⟨

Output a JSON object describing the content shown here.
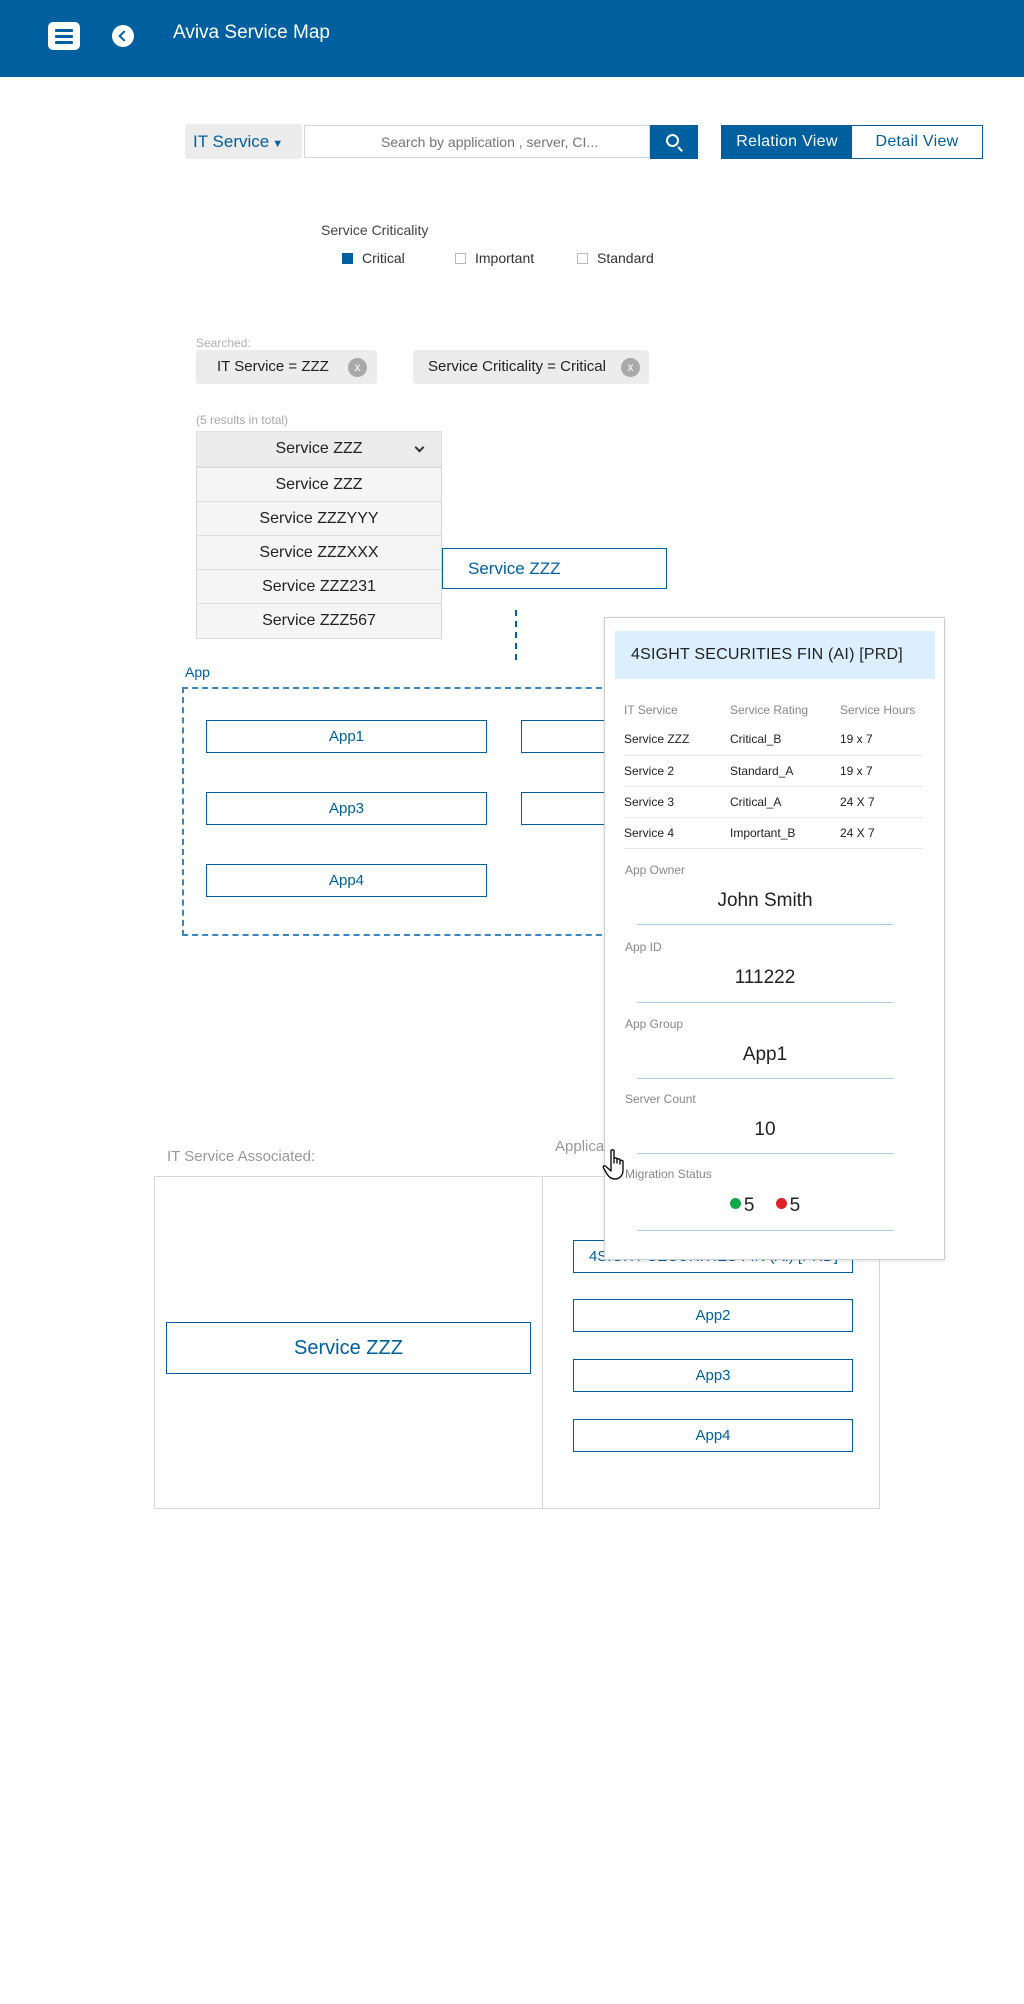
{
  "header": {
    "title": "Aviva Service Map"
  },
  "search": {
    "type_select": "IT Service",
    "placeholder": "Search by application , server, CI...",
    "views": [
      "Relation View",
      "Detail View"
    ],
    "active_view": "Relation View"
  },
  "criticality": {
    "title": "Service Criticality",
    "options": [
      {
        "label": "Critical",
        "checked": true
      },
      {
        "label": "Important",
        "checked": false
      },
      {
        "label": "Standard",
        "checked": false
      }
    ]
  },
  "searched": {
    "label": "Searched:",
    "chips": [
      {
        "text": "IT Service = ZZZ",
        "remove": "x"
      },
      {
        "text": "Service Criticality = Critical",
        "remove": "x"
      }
    ]
  },
  "results": {
    "count_text": "(5 results in total)",
    "selected": "Service ZZZ",
    "items": [
      "Service ZZZ",
      "Service ZZZYYY",
      "Service ZZZXXX",
      "Service ZZZ231",
      "Service ZZZ567"
    ]
  },
  "relation": {
    "service": "Service ZZZ",
    "group_label": "App",
    "apps": [
      "App1",
      "App3",
      "App4"
    ]
  },
  "associated": {
    "service_label": "IT Service Associated:",
    "apps_label": "Applica",
    "service": "Service ZZZ",
    "first_app": "4SIGHT SECURITIES FIN (AI)  [PRD]",
    "apps": [
      "App2",
      "App3",
      "App4"
    ]
  },
  "popup": {
    "title": "4SIGHT SECURITIES FIN (AI)  [PRD]",
    "table": {
      "headers": [
        "IT Service",
        "Service Rating",
        "Service Hours"
      ],
      "rows": [
        [
          "Service ZZZ",
          "Critical_B",
          "19 x 7"
        ],
        [
          "Service 2",
          "Standard_A",
          "19 x 7"
        ],
        [
          "Service 3",
          "Critical_A",
          "24 X 7"
        ],
        [
          "Service 4",
          "Important_B",
          "24 X 7"
        ]
      ]
    },
    "app_owner_label": "App Owner",
    "app_owner": "John Smith",
    "app_id_label": "App ID",
    "app_id": "111222",
    "app_group_label": "App Group",
    "app_group": "App1",
    "server_count_label": "Server Count",
    "server_count": "10",
    "migration_label": "Migration Status",
    "migration_green": "5",
    "migration_red": "5",
    "colors": {
      "green": "#11a84b",
      "red": "#e0202a"
    }
  },
  "colors": {
    "brand": "#00609f",
    "chip_bg": "#ececec",
    "popup_title_bg": "#dcefff"
  }
}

⟩

Images must not appear in the copy; reproduce everything else in the records verbatim.

■ **Full response**
Output a JSON object describing the content shown here.
{
  "header": {
    "title": "Aviva Service Map"
  },
  "search": {
    "type_select": "IT Service",
    "placeholder": "Search by application , server, CI...",
    "views": [
      "Relation View",
      "Detail View"
    ],
    "active_view": "Relation View"
  },
  "criticality": {
    "title": "Service Criticality",
    "options": [
      {
        "label": "Critical",
        "checked": true
      },
      {
        "label": "Important",
        "checked": false
      },
      {
        "label": "Standard",
        "checked": false
      }
    ]
  },
  "searched": {
    "label": "Searched:",
    "chips": [
      {
        "text": "IT Service = ZZZ",
        "remove": "x"
      },
      {
        "text": "Service Criticality = Critical",
        "remove": "x"
      }
    ]
  },
  "results": {
    "count_text": "(5 results in total)",
    "selected": "Service ZZZ",
    "items": [
      "Service ZZZ",
      "Service ZZZYYY",
      "Service ZZZXXX",
      "Service ZZZ231",
      "Service ZZZ567"
    ]
  },
  "relation": {
    "service": "Service ZZZ",
    "group_label": "App",
    "apps": [
      "App1",
      "App3",
      "App4"
    ]
  },
  "associated": {
    "service_label": "IT Service Associated:",
    "apps_label": "Applica",
    "service": "Service ZZZ",
    "first_app": "4SIGHT SECURITIES FIN (AI)  [PRD]",
    "apps": [
      "App2",
      "App3",
      "App4"
    ]
  },
  "popup": {
    "title": "4SIGHT SECURITIES FIN (AI)  [PRD]",
    "table": {
      "headers": [
        "IT Service",
        "Service Rating",
        "Service Hours"
      ],
      "rows": [
        [
          "Service ZZZ",
          "Critical_B",
          "19 x 7"
        ],
        [
          "Service 2",
          "Standard_A",
          "19 x 7"
        ],
        [
          "Service 3",
          "Critical_A",
          "24 X 7"
        ],
        [
          "Service 4",
          "Important_B",
          "24 X 7"
        ]
      ]
    },
    "app_owner_label": "App Owner",
    "app_owner": "John Smith",
    "app_id_label": "App ID",
    "app_id": "111222",
    "app_group_label": "App Group",
    "app_group": "App1",
    "server_count_label": "Server Count",
    "server_count": "10",
    "migration_label": "Migration Status",
    "migration_green": "5",
    "migration_red": "5",
    "colors": {
      "green": "#11a84b",
      "red": "#e0202a"
    }
  },
  "colors": {
    "brand": "#00609f",
    "chip_bg": "#ececec",
    "popup_title_bg": "#dcefff"
  }
}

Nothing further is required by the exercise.